--- SOURCE DATA ---
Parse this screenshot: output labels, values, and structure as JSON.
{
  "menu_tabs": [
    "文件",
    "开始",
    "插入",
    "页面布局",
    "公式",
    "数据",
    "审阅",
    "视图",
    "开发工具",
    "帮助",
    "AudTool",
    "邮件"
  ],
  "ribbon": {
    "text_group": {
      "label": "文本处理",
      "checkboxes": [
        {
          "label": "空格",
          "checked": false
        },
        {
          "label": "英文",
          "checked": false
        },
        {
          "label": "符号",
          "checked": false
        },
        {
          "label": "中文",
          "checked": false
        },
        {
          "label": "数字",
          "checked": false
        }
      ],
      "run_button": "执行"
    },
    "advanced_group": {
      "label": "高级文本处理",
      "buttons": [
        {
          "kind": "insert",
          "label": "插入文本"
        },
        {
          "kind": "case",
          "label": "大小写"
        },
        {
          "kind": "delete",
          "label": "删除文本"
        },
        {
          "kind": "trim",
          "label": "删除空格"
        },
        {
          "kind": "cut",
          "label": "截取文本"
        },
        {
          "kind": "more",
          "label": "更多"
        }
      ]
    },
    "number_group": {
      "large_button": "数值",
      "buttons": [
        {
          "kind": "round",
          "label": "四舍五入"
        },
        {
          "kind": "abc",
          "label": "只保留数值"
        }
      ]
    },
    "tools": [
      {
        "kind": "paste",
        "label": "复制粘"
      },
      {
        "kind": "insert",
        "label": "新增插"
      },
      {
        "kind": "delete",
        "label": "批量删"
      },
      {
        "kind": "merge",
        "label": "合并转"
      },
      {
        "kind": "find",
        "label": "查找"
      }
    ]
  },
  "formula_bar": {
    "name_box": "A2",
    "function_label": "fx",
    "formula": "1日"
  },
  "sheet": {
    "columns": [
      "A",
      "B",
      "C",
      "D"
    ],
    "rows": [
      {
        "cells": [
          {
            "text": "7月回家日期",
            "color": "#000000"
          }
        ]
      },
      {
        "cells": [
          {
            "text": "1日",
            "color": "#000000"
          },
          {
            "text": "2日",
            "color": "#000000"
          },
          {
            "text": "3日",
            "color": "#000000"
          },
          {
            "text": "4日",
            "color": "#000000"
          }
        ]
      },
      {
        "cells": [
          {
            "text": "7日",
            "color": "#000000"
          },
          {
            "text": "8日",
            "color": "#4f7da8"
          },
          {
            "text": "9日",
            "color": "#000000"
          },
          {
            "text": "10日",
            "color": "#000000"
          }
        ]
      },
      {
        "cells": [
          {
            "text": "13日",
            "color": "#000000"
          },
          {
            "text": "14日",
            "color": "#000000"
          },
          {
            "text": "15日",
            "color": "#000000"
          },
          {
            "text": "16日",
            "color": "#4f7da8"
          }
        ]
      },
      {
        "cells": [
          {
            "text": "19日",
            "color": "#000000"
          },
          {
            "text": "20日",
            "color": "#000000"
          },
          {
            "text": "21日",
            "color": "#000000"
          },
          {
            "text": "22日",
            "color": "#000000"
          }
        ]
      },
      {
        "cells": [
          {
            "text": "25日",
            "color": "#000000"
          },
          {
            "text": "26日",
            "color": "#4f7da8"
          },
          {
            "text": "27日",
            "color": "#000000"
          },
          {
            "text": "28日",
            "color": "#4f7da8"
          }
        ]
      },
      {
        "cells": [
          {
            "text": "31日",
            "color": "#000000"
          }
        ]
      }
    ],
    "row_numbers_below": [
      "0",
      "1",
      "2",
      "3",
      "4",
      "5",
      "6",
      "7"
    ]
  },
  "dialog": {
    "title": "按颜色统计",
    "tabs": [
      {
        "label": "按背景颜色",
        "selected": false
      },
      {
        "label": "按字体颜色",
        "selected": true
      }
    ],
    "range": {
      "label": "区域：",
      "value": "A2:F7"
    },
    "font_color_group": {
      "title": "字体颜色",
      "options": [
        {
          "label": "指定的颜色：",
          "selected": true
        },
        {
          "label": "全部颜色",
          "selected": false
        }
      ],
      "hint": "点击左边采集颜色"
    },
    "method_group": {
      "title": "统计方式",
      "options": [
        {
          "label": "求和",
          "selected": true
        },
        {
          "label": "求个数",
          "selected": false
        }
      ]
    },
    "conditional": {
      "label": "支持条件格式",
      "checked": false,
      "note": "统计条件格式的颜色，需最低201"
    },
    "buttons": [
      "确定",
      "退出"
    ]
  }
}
---
## WRITTEN INSTRUCTION
Set down every record above exactly as given.

## EXERCISE RESPONSE
Parse this screenshot: output labels, values, and structure as JSON.
{
  "menu_tabs": [
    "文件",
    "开始",
    "插入",
    "页面布局",
    "公式",
    "数据",
    "审阅",
    "视图",
    "开发工具",
    "帮助",
    "AudTool",
    "邮件"
  ],
  "ribbon": {
    "text_group": {
      "label": "文本处理",
      "checkboxes": [
        {
          "label": "空格",
          "checked": false
        },
        {
          "label": "英文",
          "checked": false
        },
        {
          "label": "符号",
          "checked": false
        },
        {
          "label": "中文",
          "checked": false
        },
        {
          "label": "数字",
          "checked": false
        }
      ],
      "run_button": "执行"
    },
    "advanced_group": {
      "label": "高级文本处理",
      "buttons": [
        {
          "kind": "insert",
          "label": "插入文本"
        },
        {
          "kind": "case",
          "label": "大小写"
        },
        {
          "kind": "delete",
          "label": "删除文本"
        },
        {
          "kind": "trim",
          "label": "删除空格"
        },
        {
          "kind": "cut",
          "label": "截取文本"
        },
        {
          "kind": "more",
          "label": "更多"
        }
      ]
    },
    "number_group": {
      "large_button": "数值",
      "buttons": [
        {
          "kind": "round",
          "label": "四舍五入"
        },
        {
          "kind": "abc",
          "label": "只保留数值"
        }
      ]
    },
    "tools": [
      {
        "kind": "paste",
        "label": "复制粘"
      },
      {
        "kind": "insert",
        "label": "新增插"
      },
      {
        "kind": "delete",
        "label": "批量删"
      },
      {
        "kind": "merge",
        "label": "合并转"
      },
      {
        "kind": "find",
        "label": "查找"
      }
    ]
  },
  "formula_bar": {
    "name_box": "A2",
    "function_label": "fx",
    "formula": "1日"
  },
  "sheet": {
    "columns": [
      "A",
      "B",
      "C",
      "D"
    ],
    "rows": [
      {
        "cells": [
          {
            "text": "7月回家日期",
            "color": "#000000"
          }
        ]
      },
      {
        "cells": [
          {
            "text": "1日",
            "color": "#000000"
          },
          {
            "text": "2日",
            "color": "#000000"
          },
          {
            "text": "3日",
            "color": "#000000"
          },
          {
            "text": "4日",
            "color": "#000000"
          }
        ]
      },
      {
        "cells": [
          {
            "text": "7日",
            "color": "#000000"
          },
          {
            "text": "8日",
            "color": "#4f7da8"
          },
          {
            "text": "9日",
            "color": "#000000"
          },
          {
            "text": "10日",
            "color": "#000000"
          }
        ]
      },
      {
        "cells": [
          {
            "text": "13日",
            "color": "#000000"
          },
          {
            "text": "14日",
            "color": "#000000"
          },
          {
            "text": "15日",
            "color": "#000000"
          },
          {
            "text": "16日",
            "color": "#4f7da8"
          }
        ]
      },
      {
        "cells": [
          {
            "text": "19日",
            "color": "#000000"
          },
          {
            "text": "20日",
            "color": "#000000"
          },
          {
            "text": "21日",
            "color": "#000000"
          },
          {
            "text": "22日",
            "color": "#000000"
          }
        ]
      },
      {
        "cells": [
          {
            "text": "25日",
            "color": "#000000"
          },
          {
            "text": "26日",
            "color": "#4f7da8"
          },
          {
            "text": "27日",
            "color": "#000000"
          },
          {
            "text": "28日",
            "color": "#4f7da8"
          }
        ]
      },
      {
        "cells": [
          {
            "text": "31日",
            "color": "#000000"
          }
        ]
      }
    ],
    "row_numbers_below": [
      "0",
      "1",
      "2",
      "3",
      "4",
      "5",
      "6",
      "7"
    ]
  },
  "dialog": {
    "title": "按颜色统计",
    "tabs": [
      {
        "label": "按背景颜色",
        "selected": false
      },
      {
        "label": "按字体颜色",
        "selected": true
      }
    ],
    "range": {
      "label": "区域：",
      "value": "A2:F7"
    },
    "font_color_group": {
      "title": "字体颜色",
      "options": [
        {
          "label": "指定的颜色：",
          "selected": true
        },
        {
          "label": "全部颜色",
          "selected": false
        }
      ],
      "hint": "点击左边采集颜色"
    },
    "method_group": {
      "title": "统计方式",
      "options": [
        {
          "label": "求和",
          "selected": true
        },
        {
          "label": "求个数",
          "selected": false
        }
      ]
    },
    "conditional": {
      "label": "支持条件格式",
      "checked": false,
      "note": "统计条件格式的颜色，需最低201"
    },
    "buttons": [
      "确定",
      "退出"
    ]
  }
}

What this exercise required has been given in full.